● **Request**: Work out the number of lines with the word "support" in the material below, then reply with that number only.

● **Exercise data**:
#####

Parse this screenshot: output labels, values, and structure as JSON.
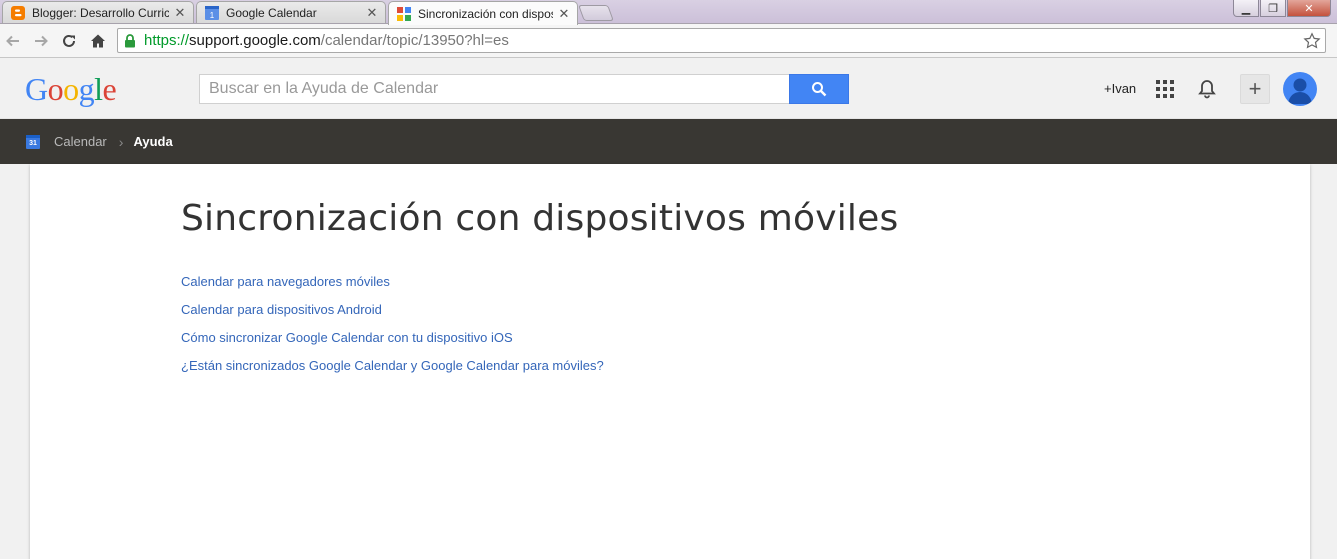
{
  "browser": {
    "tabs": [
      {
        "title": "Blogger: Desarrollo Curricu",
        "icon": "blogger-icon",
        "active": false
      },
      {
        "title": "Google Calendar",
        "icon": "calendar-icon",
        "active": false
      },
      {
        "title": "Sincronización con dispos",
        "icon": "google-support-icon",
        "active": true
      }
    ],
    "address": {
      "scheme": "https://",
      "host": "support.google.com",
      "path": "/calendar/topic/13950?hl=es"
    }
  },
  "header": {
    "logo": "Google",
    "search_placeholder": "Buscar en la Ayuda de Calendar",
    "user_link": "+Ivan"
  },
  "breadcrumb": {
    "product": "Calendar",
    "current": "Ayuda",
    "icon_text": "31"
  },
  "main": {
    "title": "Sincronización con dispositivos móviles",
    "links": [
      "Calendar para navegadores móviles",
      "Calendar para dispositivos Android",
      "Cómo sincronizar Google Calendar con tu dispositivo iOS",
      "¿Están sincronizados Google Calendar y Google Calendar para móviles?"
    ]
  },
  "colors": {
    "link": "#3466b9",
    "search_button": "#4285f4",
    "breadcrumb_bar": "#393733",
    "url_scheme": "#009a2a"
  }
}
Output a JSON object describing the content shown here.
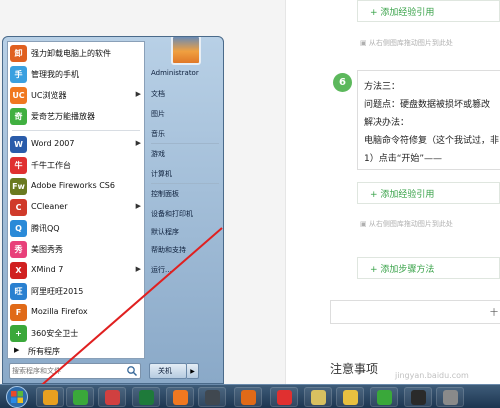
{
  "page": {
    "add_reference_label": "添加经验引用",
    "drag_note": "从右侧图库拖动图片到此处",
    "step_number": "6",
    "step_lines": [
      "方法三：",
      "问题点：硬盘数据被损坏或篡改",
      "解决办法：",
      "电脑命令符修复（这个我试过，非",
      "1）点击“开始”——"
    ],
    "add_step_label": "添加步骤方法",
    "bottom_box_text": "十",
    "notes_title": "注意事项",
    "watermark": "jingyan.baidu.com"
  },
  "start_menu": {
    "programs": [
      {
        "label": "强力卸载电脑上的软件",
        "icon": "uninstaller-icon",
        "color": "#e06020",
        "glyph": "卸",
        "arrow": false
      },
      {
        "label": "管理我的手机",
        "icon": "phone-manager-icon",
        "color": "#3aa0e0",
        "glyph": "手",
        "arrow": false
      },
      {
        "label": "UC浏览器",
        "icon": "uc-browser-icon",
        "color": "#f07820",
        "glyph": "UC",
        "arrow": true
      },
      {
        "label": "爱奇艺万能播放器",
        "icon": "iqiyi-player-icon",
        "color": "#40b040",
        "glyph": "奇",
        "arrow": false
      },
      {
        "label": "Word 2007",
        "icon": "word-icon",
        "color": "#2a5caa",
        "glyph": "W",
        "arrow": true
      },
      {
        "label": "千牛工作台",
        "icon": "qianniu-icon",
        "color": "#e03030",
        "glyph": "牛",
        "arrow": false
      },
      {
        "label": "Adobe Fireworks CS6",
        "icon": "fireworks-icon",
        "color": "#6a7a20",
        "glyph": "Fw",
        "arrow": false
      },
      {
        "label": "CCleaner",
        "icon": "ccleaner-icon",
        "color": "#d03a2a",
        "glyph": "C",
        "arrow": true
      },
      {
        "label": "腾讯QQ",
        "icon": "qq-icon",
        "color": "#2a8ad8",
        "glyph": "Q",
        "arrow": false
      },
      {
        "label": "美图秀秀",
        "icon": "meitu-icon",
        "color": "#e8407a",
        "glyph": "秀",
        "arrow": false
      },
      {
        "label": "XMind 7",
        "icon": "xmind-icon",
        "color": "#d02020",
        "glyph": "X",
        "arrow": true
      },
      {
        "label": "阿里旺旺2015",
        "icon": "aliwangwang-icon",
        "color": "#2a80d0",
        "glyph": "旺",
        "arrow": false
      },
      {
        "label": "Mozilla Firefox",
        "icon": "firefox-icon",
        "color": "#e06a18",
        "glyph": "F",
        "arrow": false
      },
      {
        "label": "360安全卫士",
        "icon": "360-security-icon",
        "color": "#3aa83a",
        "glyph": "+",
        "arrow": false
      }
    ],
    "all_programs_label": "所有程序",
    "search_placeholder": "搜索程序和文件",
    "right_items": [
      "Administrator",
      "文档",
      "图片",
      "音乐",
      "游戏",
      "计算机",
      "控制面板",
      "设备和打印机",
      "默认程序",
      "帮助和支持",
      "运行..."
    ],
    "shutdown_label": "关机"
  },
  "taskbar": {
    "icons": [
      {
        "name": "taskbar-app-pinwheel-icon",
        "color": "#e8a020"
      },
      {
        "name": "taskbar-app-green-icon",
        "color": "#3aa83a"
      },
      {
        "name": "taskbar-app-ball-icon",
        "color": "#d04040"
      },
      {
        "name": "taskbar-app-excel-icon",
        "color": "#1e7a3a"
      },
      {
        "name": "taskbar-app-uc-icon",
        "color": "#f07820"
      },
      {
        "name": "taskbar-app-media-icon",
        "color": "#404850"
      },
      {
        "name": "taskbar-app-firefox-icon",
        "color": "#e06a18"
      },
      {
        "name": "taskbar-app-qianniu-icon",
        "color": "#e03030"
      },
      {
        "name": "taskbar-app-notes-icon",
        "color": "#d8c060"
      },
      {
        "name": "taskbar-app-explorer-icon",
        "color": "#e8c040"
      },
      {
        "name": "taskbar-app-360-icon",
        "color": "#3aa83a"
      },
      {
        "name": "taskbar-app-window-icon",
        "color": "#2a2a2a"
      },
      {
        "name": "taskbar-app-photo-icon",
        "color": "#8a8a8a"
      }
    ]
  }
}
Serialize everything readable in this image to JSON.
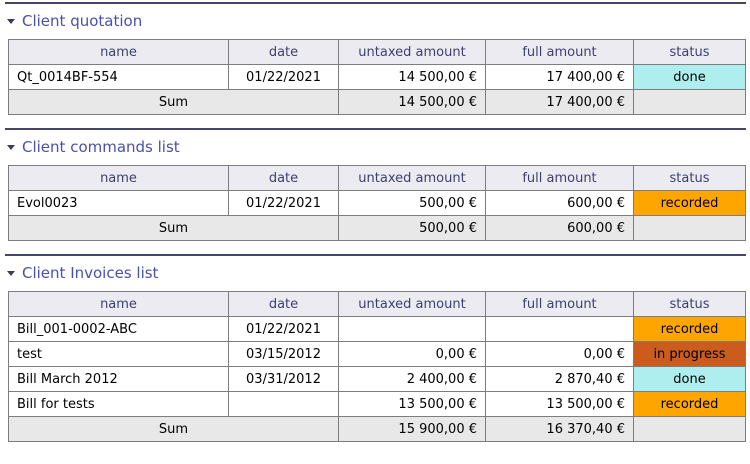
{
  "colors": {
    "section_rule": "#454568",
    "section_title_text": "#4a4fae",
    "table_border": "#7d7d7d",
    "header_bg": "#ebebf1",
    "header_text": "#3f3f6e",
    "sum_row_bg": "#e8e8e8",
    "row_bg": "#ffffff",
    "status_done_bg": "#aeeeee",
    "status_recorded_bg": "#ffa500",
    "status_in_progress_bg": "#cb5c1e"
  },
  "columns": [
    {
      "key": "name",
      "label": "name"
    },
    {
      "key": "date",
      "label": "date"
    },
    {
      "key": "untaxed",
      "label": "untaxed amount"
    },
    {
      "key": "full",
      "label": "full amount"
    },
    {
      "key": "status",
      "label": "status"
    }
  ],
  "status_styles": {
    "done": "#aeeeee",
    "recorded": "#ffa500",
    "in progress": "#cb5c1e"
  },
  "sections": [
    {
      "id": "client-quotation",
      "title": "Client quotation",
      "collapse_icon": "triangle-down",
      "rows": [
        {
          "name": "Qt_0014BF-554",
          "date": "01/22/2021",
          "untaxed": "14 500,00 €",
          "full": "17 400,00 €",
          "status": "done"
        }
      ],
      "sum": {
        "label": "Sum",
        "untaxed": "14 500,00 €",
        "full": "17 400,00 €"
      }
    },
    {
      "id": "client-commands-list",
      "title": "Client commands list",
      "collapse_icon": "triangle-down",
      "rows": [
        {
          "name": "Evol0023",
          "date": "01/22/2021",
          "untaxed": "500,00 €",
          "full": "600,00 €",
          "status": "recorded"
        }
      ],
      "sum": {
        "label": "Sum",
        "untaxed": "500,00 €",
        "full": "600,00 €"
      }
    },
    {
      "id": "client-invoices-list",
      "title": "Client Invoices list",
      "collapse_icon": "triangle-down",
      "rows": [
        {
          "name": "Bill_001-0002-ABC",
          "date": "01/22/2021",
          "untaxed": "",
          "full": "",
          "status": "recorded"
        },
        {
          "name": "test",
          "date": "03/15/2012",
          "untaxed": "0,00 €",
          "full": "0,00 €",
          "status": "in progress"
        },
        {
          "name": "Bill March 2012",
          "date": "03/31/2012",
          "untaxed": "2 400,00 €",
          "full": "2 870,40 €",
          "status": "done"
        },
        {
          "name": "Bill for tests",
          "date": "",
          "untaxed": "13 500,00 €",
          "full": "13 500,00 €",
          "status": "recorded"
        }
      ],
      "sum": {
        "label": "Sum",
        "untaxed": "15 900,00 €",
        "full": "16 370,40 €"
      }
    }
  ]
}
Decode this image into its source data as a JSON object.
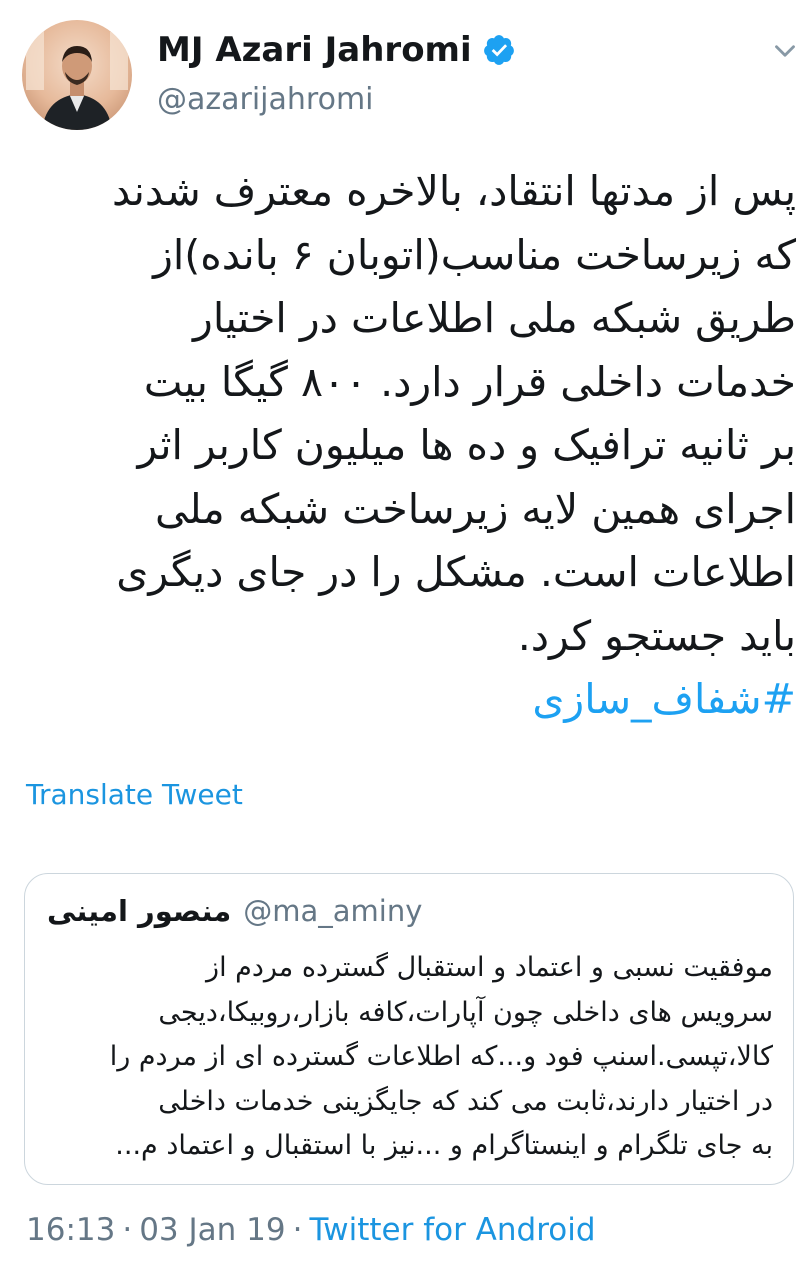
{
  "author": {
    "display_name": "MJ Azari Jahromi",
    "handle": "@azarijahromi",
    "verified": true
  },
  "tweet": {
    "lines": [
      "پس از مدتها انتقاد، بالاخره معترف شدند",
      "که زیرساخت مناسب(اتوبان ۶ بانده)از",
      "طریق شبکه ملی اطلاعات در اختیار",
      "خدمات داخلی قرار دارد. ۸۰۰ گیگا بیت",
      "بر ثانیه ترافیک و ده ها میلیون کاربر اثر",
      "اجرای همین لایه زیرساخت شبکه ملی",
      "اطلاعات است. مشکل را در جای دیگری",
      "باید جستجو کرد."
    ],
    "hashtag": "#شفاف_سازی"
  },
  "translate_label": "Translate Tweet",
  "quoted": {
    "name": "منصور امینی",
    "handle": "@ma_aminy",
    "lines": [
      "موفقیت نسبی و اعتماد و استقبال گسترده مردم از",
      "سرویس های داخلی چون آپارات،کافه بازار،روبیکا،دیجی",
      "کالا،تپسی.اسنپ فود و...که اطلاعات گسترده ای از مردم را",
      "در اختیار دارند،ثابت می کند که جایگزینی خدمات داخلی",
      "به جای تلگرام و اینستاگرام و ...نیز با استقبال و اعتماد م..."
    ]
  },
  "footer": {
    "time": "16:13",
    "date": "03 Jan 19",
    "separator": "·",
    "source": "Twitter for Android"
  },
  "colors": {
    "link": "#1b95e0",
    "hashtag": "#1da1f2",
    "verified_badge": "#1da1f2",
    "muted": "#657786",
    "border": "#ccd6dd"
  },
  "icons": {
    "verified": "verified-badge-icon",
    "menu": "chevron-down-icon"
  }
}
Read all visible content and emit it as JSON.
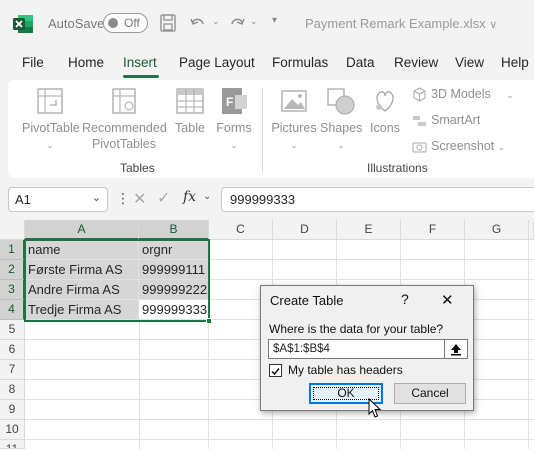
{
  "titlebar": {
    "autosave_label": "AutoSave",
    "autosave_state": "Off",
    "document_title": "Payment Remark Example.xlsx",
    "title_dropdown": "∨"
  },
  "tabs": [
    {
      "label": "File"
    },
    {
      "label": "Home"
    },
    {
      "label": "Insert",
      "active": true
    },
    {
      "label": "Page Layout"
    },
    {
      "label": "Formulas"
    },
    {
      "label": "Data"
    },
    {
      "label": "Review"
    },
    {
      "label": "View"
    },
    {
      "label": "Help"
    }
  ],
  "ribbon": {
    "pivottable": "PivotTable",
    "recommended_line1": "Recommended",
    "recommended_line2": "PivotTables",
    "table": "Table",
    "forms": "Forms",
    "pictures": "Pictures",
    "shapes": "Shapes",
    "icons": "Icons",
    "models_3d": "3D Models",
    "smartart": "SmartArt",
    "screenshot": "Screenshot",
    "group_tables": "Tables",
    "group_illustrations": "Illustrations"
  },
  "formula_bar": {
    "name_box": "A1",
    "fx": "fx",
    "value": "999999333"
  },
  "grid": {
    "columns": [
      "A",
      "B",
      "C",
      "D",
      "E",
      "F",
      "G"
    ],
    "rows": [
      "1",
      "2",
      "3",
      "4",
      "5",
      "6",
      "7",
      "8",
      "9",
      "10",
      "11"
    ],
    "cells": {
      "A1": "name",
      "B1": "orgnr",
      "A2": "Første Firma AS",
      "B2": "999999111",
      "A3": "Andre Firma AS",
      "B3": "999999222",
      "A4": "Tredje Firma AS",
      "B4": "999999333"
    }
  },
  "dialog": {
    "title": "Create Table",
    "help": "?",
    "close": "✕",
    "prompt": "Where is the data for your table?",
    "range": "$A$1:$B$4",
    "headers_label": "My table has headers",
    "headers_checked": true,
    "ok": "OK",
    "cancel": "Cancel"
  },
  "colors": {
    "excel_green": "#217346",
    "selection_fill": "#d6d6d6",
    "ok_border": "#0078d7"
  }
}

#####

● **Answer for the task**: 2